# Objective
Count how many lines contain the word "Crude". Respond with the number alone.

# The input
::::
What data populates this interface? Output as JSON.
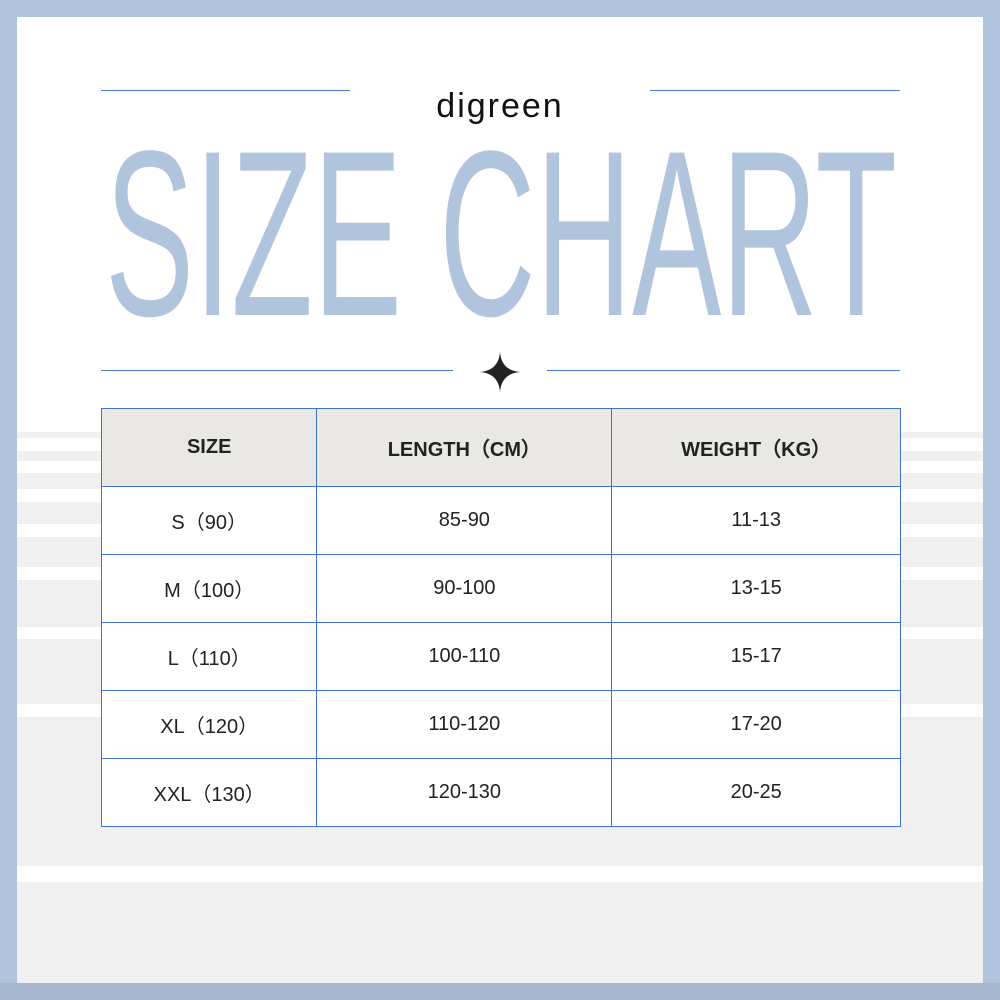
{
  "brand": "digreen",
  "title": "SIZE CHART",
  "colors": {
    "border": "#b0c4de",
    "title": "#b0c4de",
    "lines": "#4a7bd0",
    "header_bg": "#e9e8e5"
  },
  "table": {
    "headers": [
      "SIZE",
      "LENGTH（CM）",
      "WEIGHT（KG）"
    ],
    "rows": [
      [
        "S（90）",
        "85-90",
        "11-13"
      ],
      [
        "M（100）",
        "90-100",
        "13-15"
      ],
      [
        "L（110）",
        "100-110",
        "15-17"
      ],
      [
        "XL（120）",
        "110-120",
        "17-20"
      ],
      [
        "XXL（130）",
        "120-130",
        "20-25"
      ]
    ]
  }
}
::::
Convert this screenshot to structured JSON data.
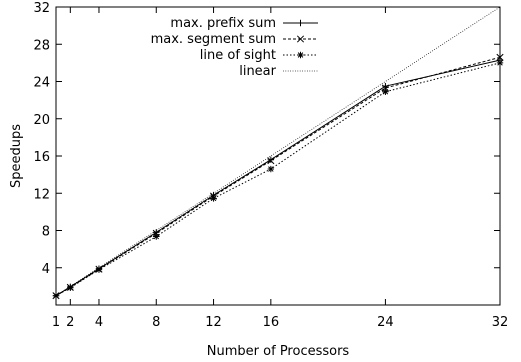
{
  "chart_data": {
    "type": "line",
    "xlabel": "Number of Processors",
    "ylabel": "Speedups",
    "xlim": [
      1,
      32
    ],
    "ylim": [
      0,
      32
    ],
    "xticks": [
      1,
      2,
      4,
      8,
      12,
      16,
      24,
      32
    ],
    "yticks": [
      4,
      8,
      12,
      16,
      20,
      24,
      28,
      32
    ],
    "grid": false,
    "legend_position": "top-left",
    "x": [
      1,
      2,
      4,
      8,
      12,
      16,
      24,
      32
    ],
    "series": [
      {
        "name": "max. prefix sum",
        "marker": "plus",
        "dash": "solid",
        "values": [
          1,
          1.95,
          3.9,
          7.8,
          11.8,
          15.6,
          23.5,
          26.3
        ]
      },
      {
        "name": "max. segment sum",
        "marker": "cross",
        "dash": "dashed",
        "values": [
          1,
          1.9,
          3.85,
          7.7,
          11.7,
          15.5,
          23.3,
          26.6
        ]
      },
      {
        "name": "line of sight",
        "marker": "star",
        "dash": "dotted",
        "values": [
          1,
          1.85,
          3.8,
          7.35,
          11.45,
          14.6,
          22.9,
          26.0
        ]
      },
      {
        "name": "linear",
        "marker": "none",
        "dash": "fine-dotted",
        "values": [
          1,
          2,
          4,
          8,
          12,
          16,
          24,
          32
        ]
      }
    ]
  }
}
::::
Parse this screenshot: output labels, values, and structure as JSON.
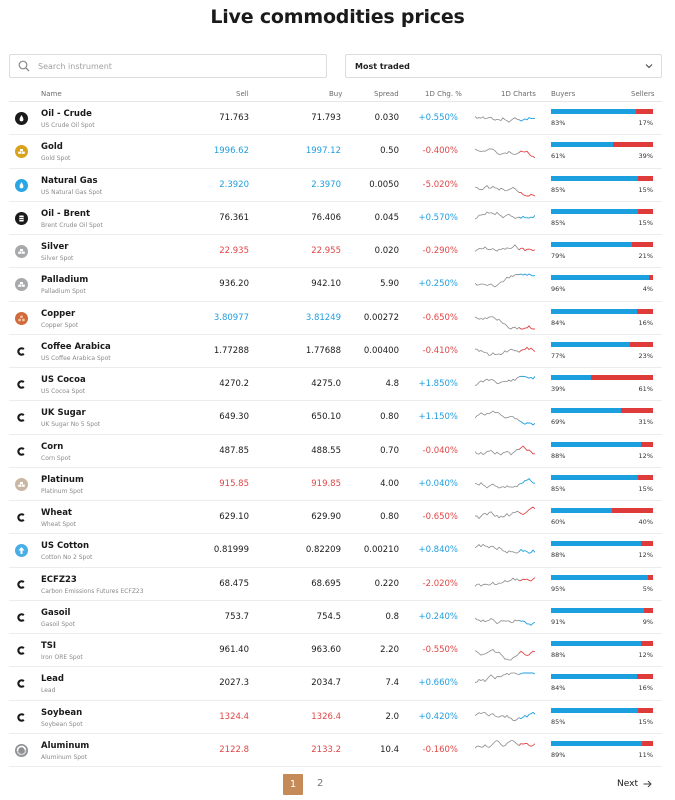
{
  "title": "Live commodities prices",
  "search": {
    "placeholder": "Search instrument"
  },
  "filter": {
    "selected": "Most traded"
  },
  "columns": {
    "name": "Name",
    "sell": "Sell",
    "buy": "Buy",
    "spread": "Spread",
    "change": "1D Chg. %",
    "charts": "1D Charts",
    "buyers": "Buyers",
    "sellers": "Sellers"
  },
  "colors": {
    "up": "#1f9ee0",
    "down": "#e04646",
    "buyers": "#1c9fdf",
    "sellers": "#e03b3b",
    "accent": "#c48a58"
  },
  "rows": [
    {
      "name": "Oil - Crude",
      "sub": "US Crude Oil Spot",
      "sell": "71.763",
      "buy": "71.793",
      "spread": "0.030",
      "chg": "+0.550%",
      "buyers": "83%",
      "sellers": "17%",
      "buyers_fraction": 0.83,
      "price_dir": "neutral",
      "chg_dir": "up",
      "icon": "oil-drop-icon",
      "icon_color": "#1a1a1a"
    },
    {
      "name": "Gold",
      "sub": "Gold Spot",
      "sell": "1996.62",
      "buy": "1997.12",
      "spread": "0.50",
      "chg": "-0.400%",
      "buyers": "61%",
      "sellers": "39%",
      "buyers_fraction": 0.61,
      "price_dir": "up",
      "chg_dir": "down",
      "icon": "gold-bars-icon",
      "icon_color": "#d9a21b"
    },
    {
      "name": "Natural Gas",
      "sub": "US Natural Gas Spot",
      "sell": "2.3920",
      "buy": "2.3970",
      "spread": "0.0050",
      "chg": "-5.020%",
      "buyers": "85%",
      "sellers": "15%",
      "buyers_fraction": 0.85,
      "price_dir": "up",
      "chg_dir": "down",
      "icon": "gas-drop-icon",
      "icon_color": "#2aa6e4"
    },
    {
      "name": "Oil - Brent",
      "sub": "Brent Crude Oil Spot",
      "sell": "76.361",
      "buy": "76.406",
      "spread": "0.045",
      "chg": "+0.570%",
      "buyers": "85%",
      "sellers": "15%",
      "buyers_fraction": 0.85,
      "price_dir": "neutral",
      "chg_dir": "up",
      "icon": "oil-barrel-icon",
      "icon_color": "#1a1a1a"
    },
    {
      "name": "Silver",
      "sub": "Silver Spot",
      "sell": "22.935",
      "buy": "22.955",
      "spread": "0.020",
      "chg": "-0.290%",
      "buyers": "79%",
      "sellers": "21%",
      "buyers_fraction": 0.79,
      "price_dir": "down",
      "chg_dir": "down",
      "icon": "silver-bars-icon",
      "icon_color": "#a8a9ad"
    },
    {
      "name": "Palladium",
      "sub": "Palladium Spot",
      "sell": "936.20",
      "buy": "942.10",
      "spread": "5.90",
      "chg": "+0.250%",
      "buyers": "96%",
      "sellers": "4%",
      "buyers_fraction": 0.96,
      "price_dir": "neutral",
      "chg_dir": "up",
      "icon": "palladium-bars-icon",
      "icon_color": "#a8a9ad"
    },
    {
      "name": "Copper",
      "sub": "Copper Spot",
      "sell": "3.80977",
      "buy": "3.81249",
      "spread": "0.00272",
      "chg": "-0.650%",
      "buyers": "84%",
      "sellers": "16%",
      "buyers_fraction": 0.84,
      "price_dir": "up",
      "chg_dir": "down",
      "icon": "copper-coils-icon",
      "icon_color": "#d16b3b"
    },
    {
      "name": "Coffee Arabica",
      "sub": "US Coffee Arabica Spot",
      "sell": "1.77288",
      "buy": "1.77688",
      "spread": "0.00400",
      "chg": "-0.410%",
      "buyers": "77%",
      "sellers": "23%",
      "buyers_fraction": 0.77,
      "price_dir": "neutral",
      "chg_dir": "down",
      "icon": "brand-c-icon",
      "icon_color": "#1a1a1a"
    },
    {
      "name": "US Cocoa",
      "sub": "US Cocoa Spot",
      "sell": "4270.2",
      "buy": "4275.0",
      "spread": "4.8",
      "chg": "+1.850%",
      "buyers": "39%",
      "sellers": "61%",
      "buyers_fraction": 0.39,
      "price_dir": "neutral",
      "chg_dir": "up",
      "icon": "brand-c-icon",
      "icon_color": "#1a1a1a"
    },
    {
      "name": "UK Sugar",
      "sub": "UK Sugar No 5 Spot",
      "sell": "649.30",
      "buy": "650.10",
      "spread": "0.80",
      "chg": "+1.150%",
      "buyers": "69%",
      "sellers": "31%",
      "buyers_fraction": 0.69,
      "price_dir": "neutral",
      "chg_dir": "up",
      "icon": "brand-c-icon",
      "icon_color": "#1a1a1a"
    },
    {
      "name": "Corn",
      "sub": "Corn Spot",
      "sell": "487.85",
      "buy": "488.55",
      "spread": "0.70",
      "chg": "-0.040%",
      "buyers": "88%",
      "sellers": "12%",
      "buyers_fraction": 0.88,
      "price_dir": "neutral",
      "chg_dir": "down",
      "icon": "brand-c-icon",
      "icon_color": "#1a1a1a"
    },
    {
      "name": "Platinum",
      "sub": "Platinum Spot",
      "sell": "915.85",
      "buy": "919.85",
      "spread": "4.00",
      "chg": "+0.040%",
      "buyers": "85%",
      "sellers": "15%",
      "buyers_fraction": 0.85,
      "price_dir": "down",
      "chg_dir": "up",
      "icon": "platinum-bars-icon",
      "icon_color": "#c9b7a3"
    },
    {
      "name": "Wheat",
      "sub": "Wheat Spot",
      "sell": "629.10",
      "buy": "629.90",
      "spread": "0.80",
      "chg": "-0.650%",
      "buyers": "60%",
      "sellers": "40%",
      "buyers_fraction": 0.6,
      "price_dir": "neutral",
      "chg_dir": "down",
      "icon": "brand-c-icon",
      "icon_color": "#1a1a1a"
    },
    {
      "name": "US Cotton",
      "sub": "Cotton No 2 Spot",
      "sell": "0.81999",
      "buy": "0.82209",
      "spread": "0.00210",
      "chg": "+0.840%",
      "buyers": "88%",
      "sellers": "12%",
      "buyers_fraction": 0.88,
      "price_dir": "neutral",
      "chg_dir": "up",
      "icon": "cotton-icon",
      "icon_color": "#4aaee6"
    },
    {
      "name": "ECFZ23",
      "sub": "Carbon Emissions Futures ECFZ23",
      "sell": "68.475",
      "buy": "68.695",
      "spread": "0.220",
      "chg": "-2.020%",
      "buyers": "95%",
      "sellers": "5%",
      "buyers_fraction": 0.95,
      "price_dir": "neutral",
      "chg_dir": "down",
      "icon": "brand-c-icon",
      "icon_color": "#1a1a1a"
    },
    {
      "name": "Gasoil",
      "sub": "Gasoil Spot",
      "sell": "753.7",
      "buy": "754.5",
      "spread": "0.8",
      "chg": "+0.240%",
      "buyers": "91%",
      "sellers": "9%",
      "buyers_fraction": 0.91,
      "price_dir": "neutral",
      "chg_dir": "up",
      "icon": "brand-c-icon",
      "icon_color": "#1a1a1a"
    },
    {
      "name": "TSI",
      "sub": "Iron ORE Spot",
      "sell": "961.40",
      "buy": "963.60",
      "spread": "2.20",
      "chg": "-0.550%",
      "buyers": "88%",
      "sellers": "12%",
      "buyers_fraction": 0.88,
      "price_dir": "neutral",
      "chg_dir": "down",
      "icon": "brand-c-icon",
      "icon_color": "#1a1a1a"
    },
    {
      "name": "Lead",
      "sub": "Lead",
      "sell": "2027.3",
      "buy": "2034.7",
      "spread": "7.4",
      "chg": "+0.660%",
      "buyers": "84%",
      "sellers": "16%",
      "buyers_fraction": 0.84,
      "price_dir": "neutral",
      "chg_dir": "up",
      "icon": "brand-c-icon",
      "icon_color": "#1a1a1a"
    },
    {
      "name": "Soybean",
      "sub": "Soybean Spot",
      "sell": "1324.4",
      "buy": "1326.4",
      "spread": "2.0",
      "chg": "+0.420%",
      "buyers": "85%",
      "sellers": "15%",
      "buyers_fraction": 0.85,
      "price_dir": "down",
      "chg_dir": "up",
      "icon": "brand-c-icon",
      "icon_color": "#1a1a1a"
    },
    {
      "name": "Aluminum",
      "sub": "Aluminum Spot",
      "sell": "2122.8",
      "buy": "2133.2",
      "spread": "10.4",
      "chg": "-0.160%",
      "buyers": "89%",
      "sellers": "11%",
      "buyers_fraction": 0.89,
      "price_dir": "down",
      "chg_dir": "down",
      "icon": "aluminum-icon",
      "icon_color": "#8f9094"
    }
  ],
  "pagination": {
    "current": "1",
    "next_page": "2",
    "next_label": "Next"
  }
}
::::
# Solution to the problem
3